Every line of the material below should be repeated exactly.
════════════════════
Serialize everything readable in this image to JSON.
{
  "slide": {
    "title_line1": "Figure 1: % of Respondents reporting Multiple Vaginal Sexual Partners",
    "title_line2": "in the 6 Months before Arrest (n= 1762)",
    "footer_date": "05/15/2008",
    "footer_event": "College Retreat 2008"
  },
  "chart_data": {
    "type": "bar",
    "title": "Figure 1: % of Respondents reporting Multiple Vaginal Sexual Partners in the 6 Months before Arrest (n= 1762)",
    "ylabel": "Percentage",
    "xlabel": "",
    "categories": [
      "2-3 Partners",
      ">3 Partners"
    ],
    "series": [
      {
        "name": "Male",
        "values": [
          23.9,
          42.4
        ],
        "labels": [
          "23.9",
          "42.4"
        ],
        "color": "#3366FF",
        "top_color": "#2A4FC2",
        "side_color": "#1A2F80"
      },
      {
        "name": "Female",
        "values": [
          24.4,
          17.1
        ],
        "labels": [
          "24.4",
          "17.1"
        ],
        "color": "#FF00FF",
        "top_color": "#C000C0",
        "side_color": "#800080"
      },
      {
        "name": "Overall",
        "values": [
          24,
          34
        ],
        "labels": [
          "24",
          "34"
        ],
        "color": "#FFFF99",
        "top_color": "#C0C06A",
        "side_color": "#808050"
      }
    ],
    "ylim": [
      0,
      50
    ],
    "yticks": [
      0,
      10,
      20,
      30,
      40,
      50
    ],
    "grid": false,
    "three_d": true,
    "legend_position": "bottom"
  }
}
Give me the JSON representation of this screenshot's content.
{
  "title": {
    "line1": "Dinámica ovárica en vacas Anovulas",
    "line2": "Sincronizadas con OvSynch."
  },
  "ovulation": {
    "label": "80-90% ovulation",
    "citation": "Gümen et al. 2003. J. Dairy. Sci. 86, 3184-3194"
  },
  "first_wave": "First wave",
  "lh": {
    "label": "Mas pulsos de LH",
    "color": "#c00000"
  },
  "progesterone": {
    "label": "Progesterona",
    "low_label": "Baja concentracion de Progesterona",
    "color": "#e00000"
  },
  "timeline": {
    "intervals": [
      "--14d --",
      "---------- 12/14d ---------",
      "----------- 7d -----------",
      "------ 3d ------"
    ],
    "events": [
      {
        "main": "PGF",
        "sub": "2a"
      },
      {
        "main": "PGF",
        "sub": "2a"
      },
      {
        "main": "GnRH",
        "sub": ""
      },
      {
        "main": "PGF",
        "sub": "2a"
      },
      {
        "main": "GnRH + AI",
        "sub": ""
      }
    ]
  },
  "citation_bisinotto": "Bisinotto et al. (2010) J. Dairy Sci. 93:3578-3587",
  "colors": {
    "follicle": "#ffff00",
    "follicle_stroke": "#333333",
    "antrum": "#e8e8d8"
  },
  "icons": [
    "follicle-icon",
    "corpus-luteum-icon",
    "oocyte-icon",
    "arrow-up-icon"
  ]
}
════════════════════
— SOLVED EXERCISE —
Serialize everything readable in this image to JSON.
{
  "slide": {
    "title_line1": "Figure 1: % of Respondents reporting Multiple Vaginal Sexual Partners",
    "title_line2": "in the 6 Months before Arrest (n= 1762)",
    "footer_date": "05/15/2008",
    "footer_event": "College Retreat 2008"
  },
  "chart_data": {
    "type": "bar",
    "title": "Figure 1: % of Respondents reporting Multiple Vaginal Sexual Partners in the 6 Months before Arrest (n= 1762)",
    "ylabel": "Percentage",
    "xlabel": "",
    "categories": [
      "2-3 Partners",
      ">3 Partners"
    ],
    "series": [
      {
        "name": "Male",
        "values": [
          23.9,
          42.4
        ],
        "labels": [
          "23.9",
          "42.4"
        ],
        "color": "#3366FF",
        "top_color": "#2A4FC2",
        "side_color": "#1A2F80"
      },
      {
        "name": "Female",
        "values": [
          24.4,
          17.1
        ],
        "labels": [
          "24.4",
          "17.1"
        ],
        "color": "#FF00FF",
        "top_color": "#C000C0",
        "side_color": "#800080"
      },
      {
        "name": "Overall",
        "values": [
          24,
          34
        ],
        "labels": [
          "24",
          "34"
        ],
        "color": "#FFFF99",
        "top_color": "#C0C06A",
        "side_color": "#808050"
      }
    ],
    "ylim": [
      0,
      50
    ],
    "yticks": [
      0,
      10,
      20,
      30,
      40,
      50
    ],
    "grid": false,
    "three_d": true,
    "legend_position": "bottom"
  }
}
Give me the JSON representation of this screenshot's content.
{
  "title": {
    "line1": "Dinámica ovárica en vacas Anovulas",
    "line2": "Sincronizadas con OvSynch."
  },
  "ovulation": {
    "label": "80-90% ovulation",
    "citation": "Gümen et al. 2003. J. Dairy. Sci. 86, 3184-3194"
  },
  "first_wave": "First wave",
  "lh": {
    "label": "Mas pulsos de LH",
    "color": "#c00000"
  },
  "progesterone": {
    "label": "Progesterona",
    "low_label": "Baja concentracion de Progesterona",
    "color": "#e00000"
  },
  "timeline": {
    "intervals": [
      "--14d --",
      "---------- 12/14d ---------",
      "----------- 7d -----------",
      "------ 3d ------"
    ],
    "events": [
      {
        "main": "PGF",
        "sub": "2a"
      },
      {
        "main": "PGF",
        "sub": "2a"
      },
      {
        "main": "GnRH",
        "sub": ""
      },
      {
        "main": "PGF",
        "sub": "2a"
      },
      {
        "main": "GnRH + AI",
        "sub": ""
      }
    ]
  },
  "citation_bisinotto": "Bisinotto et al. (2010) J. Dairy Sci. 93:3578-3587",
  "colors": {
    "follicle": "#ffff00",
    "follicle_stroke": "#333333",
    "antrum": "#e8e8d8"
  },
  "icons": [
    "follicle-icon",
    "corpus-luteum-icon",
    "oocyte-icon",
    "arrow-up-icon"
  ]
}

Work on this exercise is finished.